Directions for this task: Give back the entire listing verbatim.

==== Data supplied ====

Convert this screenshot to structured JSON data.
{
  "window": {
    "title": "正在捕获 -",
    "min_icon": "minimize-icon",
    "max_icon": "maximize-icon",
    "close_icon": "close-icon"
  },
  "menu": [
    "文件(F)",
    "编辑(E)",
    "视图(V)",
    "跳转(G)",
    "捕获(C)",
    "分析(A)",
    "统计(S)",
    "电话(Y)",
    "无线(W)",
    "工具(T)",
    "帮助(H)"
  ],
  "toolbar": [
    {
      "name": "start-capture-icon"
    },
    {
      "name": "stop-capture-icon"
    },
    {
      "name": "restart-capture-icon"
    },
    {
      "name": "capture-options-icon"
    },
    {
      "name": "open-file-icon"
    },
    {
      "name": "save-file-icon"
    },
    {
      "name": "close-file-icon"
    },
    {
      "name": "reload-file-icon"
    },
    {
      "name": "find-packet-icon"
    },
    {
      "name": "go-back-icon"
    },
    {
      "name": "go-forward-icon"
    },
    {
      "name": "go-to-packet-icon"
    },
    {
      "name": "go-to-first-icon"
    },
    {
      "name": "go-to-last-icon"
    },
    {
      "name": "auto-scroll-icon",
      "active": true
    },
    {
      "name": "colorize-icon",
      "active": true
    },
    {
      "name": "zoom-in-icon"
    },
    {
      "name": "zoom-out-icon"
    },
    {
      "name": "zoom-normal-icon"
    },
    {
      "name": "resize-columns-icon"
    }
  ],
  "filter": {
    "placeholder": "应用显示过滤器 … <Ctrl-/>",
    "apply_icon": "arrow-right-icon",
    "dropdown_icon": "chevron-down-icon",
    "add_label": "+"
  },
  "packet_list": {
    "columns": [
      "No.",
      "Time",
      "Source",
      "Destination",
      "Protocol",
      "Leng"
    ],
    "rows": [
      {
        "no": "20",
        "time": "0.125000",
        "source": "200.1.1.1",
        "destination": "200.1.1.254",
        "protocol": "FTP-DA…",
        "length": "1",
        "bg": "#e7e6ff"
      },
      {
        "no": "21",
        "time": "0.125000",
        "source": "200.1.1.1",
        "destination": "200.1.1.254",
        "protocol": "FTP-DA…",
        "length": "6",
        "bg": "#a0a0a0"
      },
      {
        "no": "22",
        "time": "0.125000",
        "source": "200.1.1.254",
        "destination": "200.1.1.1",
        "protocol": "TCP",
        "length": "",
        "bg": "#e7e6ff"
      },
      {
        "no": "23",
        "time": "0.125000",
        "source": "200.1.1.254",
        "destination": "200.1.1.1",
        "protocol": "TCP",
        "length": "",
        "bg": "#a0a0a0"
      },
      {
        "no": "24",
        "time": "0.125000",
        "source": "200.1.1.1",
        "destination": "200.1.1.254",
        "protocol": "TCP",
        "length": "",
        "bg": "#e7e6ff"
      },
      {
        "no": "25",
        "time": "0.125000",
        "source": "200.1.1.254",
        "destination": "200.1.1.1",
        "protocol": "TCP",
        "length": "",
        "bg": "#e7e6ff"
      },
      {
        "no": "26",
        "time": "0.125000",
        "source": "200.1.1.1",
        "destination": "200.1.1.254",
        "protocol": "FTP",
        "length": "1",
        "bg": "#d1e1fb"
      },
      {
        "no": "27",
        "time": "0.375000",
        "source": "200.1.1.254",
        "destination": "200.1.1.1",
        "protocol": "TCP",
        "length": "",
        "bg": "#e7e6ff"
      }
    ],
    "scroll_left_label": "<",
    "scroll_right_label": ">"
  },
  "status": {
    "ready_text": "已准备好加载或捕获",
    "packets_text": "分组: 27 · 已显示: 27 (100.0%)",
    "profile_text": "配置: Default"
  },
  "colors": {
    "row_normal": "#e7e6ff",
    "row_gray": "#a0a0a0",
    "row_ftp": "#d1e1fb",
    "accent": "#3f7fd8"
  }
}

====

Response below:
Convert this screenshot to structured JSON data.
{
  "window": {
    "title": "正在捕获 -",
    "min_icon": "minimize-icon",
    "max_icon": "maximize-icon",
    "close_icon": "close-icon"
  },
  "menu": [
    "文件(F)",
    "编辑(E)",
    "视图(V)",
    "跳转(G)",
    "捕获(C)",
    "分析(A)",
    "统计(S)",
    "电话(Y)",
    "无线(W)",
    "工具(T)",
    "帮助(H)"
  ],
  "toolbar": [
    {
      "name": "start-capture-icon"
    },
    {
      "name": "stop-capture-icon"
    },
    {
      "name": "restart-capture-icon"
    },
    {
      "name": "capture-options-icon"
    },
    {
      "name": "open-file-icon"
    },
    {
      "name": "save-file-icon"
    },
    {
      "name": "close-file-icon"
    },
    {
      "name": "reload-file-icon"
    },
    {
      "name": "find-packet-icon"
    },
    {
      "name": "go-back-icon"
    },
    {
      "name": "go-forward-icon"
    },
    {
      "name": "go-to-packet-icon"
    },
    {
      "name": "go-to-first-icon"
    },
    {
      "name": "go-to-last-icon"
    },
    {
      "name": "auto-scroll-icon",
      "active": true
    },
    {
      "name": "colorize-icon",
      "active": true
    },
    {
      "name": "zoom-in-icon"
    },
    {
      "name": "zoom-out-icon"
    },
    {
      "name": "zoom-normal-icon"
    },
    {
      "name": "resize-columns-icon"
    }
  ],
  "filter": {
    "placeholder": "应用显示过滤器 … <Ctrl-/>",
    "apply_icon": "arrow-right-icon",
    "dropdown_icon": "chevron-down-icon",
    "add_label": "+"
  },
  "packet_list": {
    "columns": [
      "No.",
      "Time",
      "Source",
      "Destination",
      "Protocol",
      "Leng"
    ],
    "rows": [
      {
        "no": "20",
        "time": "0.125000",
        "source": "200.1.1.1",
        "destination": "200.1.1.254",
        "protocol": "FTP-DA…",
        "length": "1",
        "bg": "#e7e6ff"
      },
      {
        "no": "21",
        "time": "0.125000",
        "source": "200.1.1.1",
        "destination": "200.1.1.254",
        "protocol": "FTP-DA…",
        "length": "6",
        "bg": "#a0a0a0"
      },
      {
        "no": "22",
        "time": "0.125000",
        "source": "200.1.1.254",
        "destination": "200.1.1.1",
        "protocol": "TCP",
        "length": "",
        "bg": "#e7e6ff"
      },
      {
        "no": "23",
        "time": "0.125000",
        "source": "200.1.1.254",
        "destination": "200.1.1.1",
        "protocol": "TCP",
        "length": "",
        "bg": "#a0a0a0"
      },
      {
        "no": "24",
        "time": "0.125000",
        "source": "200.1.1.1",
        "destination": "200.1.1.254",
        "protocol": "TCP",
        "length": "",
        "bg": "#e7e6ff"
      },
      {
        "no": "25",
        "time": "0.125000",
        "source": "200.1.1.254",
        "destination": "200.1.1.1",
        "protocol": "TCP",
        "length": "",
        "bg": "#e7e6ff"
      },
      {
        "no": "26",
        "time": "0.125000",
        "source": "200.1.1.1",
        "destination": "200.1.1.254",
        "protocol": "FTP",
        "length": "1",
        "bg": "#d1e1fb"
      },
      {
        "no": "27",
        "time": "0.375000",
        "source": "200.1.1.254",
        "destination": "200.1.1.1",
        "protocol": "TCP",
        "length": "",
        "bg": "#e7e6ff"
      }
    ],
    "scroll_left_label": "<",
    "scroll_right_label": ">"
  },
  "status": {
    "ready_text": "已准备好加载或捕获",
    "packets_text": "分组: 27 · 已显示: 27 (100.0%)",
    "profile_text": "配置: Default"
  },
  "colors": {
    "row_normal": "#e7e6ff",
    "row_gray": "#a0a0a0",
    "row_ftp": "#d1e1fb",
    "accent": "#3f7fd8"
  }
}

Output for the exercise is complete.